> Listing:
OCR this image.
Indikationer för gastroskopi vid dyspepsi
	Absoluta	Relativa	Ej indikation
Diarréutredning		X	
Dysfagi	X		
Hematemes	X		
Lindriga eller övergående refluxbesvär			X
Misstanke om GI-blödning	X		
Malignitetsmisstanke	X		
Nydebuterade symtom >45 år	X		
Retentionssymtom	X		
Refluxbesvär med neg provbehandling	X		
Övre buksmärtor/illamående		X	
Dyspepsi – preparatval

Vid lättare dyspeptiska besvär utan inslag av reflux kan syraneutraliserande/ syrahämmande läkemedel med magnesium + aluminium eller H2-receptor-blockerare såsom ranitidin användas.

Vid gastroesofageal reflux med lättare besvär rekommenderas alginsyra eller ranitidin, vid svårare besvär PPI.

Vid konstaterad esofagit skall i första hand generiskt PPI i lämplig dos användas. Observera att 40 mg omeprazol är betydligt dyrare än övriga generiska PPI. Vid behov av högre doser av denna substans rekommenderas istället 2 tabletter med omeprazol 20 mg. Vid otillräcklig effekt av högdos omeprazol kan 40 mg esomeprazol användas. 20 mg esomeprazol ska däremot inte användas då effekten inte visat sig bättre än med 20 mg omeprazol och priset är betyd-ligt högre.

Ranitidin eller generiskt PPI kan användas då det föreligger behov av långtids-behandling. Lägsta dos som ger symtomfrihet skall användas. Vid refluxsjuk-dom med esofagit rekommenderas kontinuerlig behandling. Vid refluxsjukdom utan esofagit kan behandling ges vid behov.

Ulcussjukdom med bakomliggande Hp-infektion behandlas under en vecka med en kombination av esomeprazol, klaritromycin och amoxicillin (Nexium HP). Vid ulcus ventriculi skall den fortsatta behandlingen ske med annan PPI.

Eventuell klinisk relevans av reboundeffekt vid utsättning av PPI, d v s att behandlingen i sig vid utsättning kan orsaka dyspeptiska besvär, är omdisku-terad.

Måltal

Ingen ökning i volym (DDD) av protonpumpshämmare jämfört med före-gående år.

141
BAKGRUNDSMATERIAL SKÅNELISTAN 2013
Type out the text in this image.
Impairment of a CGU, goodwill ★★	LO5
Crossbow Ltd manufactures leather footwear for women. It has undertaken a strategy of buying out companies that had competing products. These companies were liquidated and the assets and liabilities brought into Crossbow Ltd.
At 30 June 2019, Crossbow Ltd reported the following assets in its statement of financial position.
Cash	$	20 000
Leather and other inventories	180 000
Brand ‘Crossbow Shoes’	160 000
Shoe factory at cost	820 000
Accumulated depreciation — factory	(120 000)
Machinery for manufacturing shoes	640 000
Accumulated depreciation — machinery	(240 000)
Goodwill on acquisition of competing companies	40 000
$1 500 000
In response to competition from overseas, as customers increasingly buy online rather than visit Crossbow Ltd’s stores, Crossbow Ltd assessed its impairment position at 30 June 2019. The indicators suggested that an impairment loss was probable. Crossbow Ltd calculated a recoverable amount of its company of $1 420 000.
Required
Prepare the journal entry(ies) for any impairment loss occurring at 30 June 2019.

> Task details:
Return every line above in which the string "behov" occurs.

> Worked solution:
Vid konstaterad esofagit skall i första hand generiskt PPI i lämplig dos användas. Observera att 40 mg omeprazol är betydligt dyrare än övriga generiska PPI. Vid behov av högre doser av denna substans rekommenderas istället 2 tabletter med omeprazol 20 mg. Vid otillräcklig effekt av högdos omeprazol kan 40 mg esomeprazol användas. 20 mg esomeprazol ska däremot inte användas då effekten inte visat sig bättre än med 20 mg omeprazol och priset är betyd-ligt högre.
Ranitidin eller generiskt PPI kan användas då det föreligger behov av långtids-behandling. Lägsta dos som ger symtomfrihet skall användas. Vid refluxsjuk-dom med esofagit rekommenderas kontinuerlig behandling. Vid refluxsjukdom utan esofagit kan behandling ges vid behov.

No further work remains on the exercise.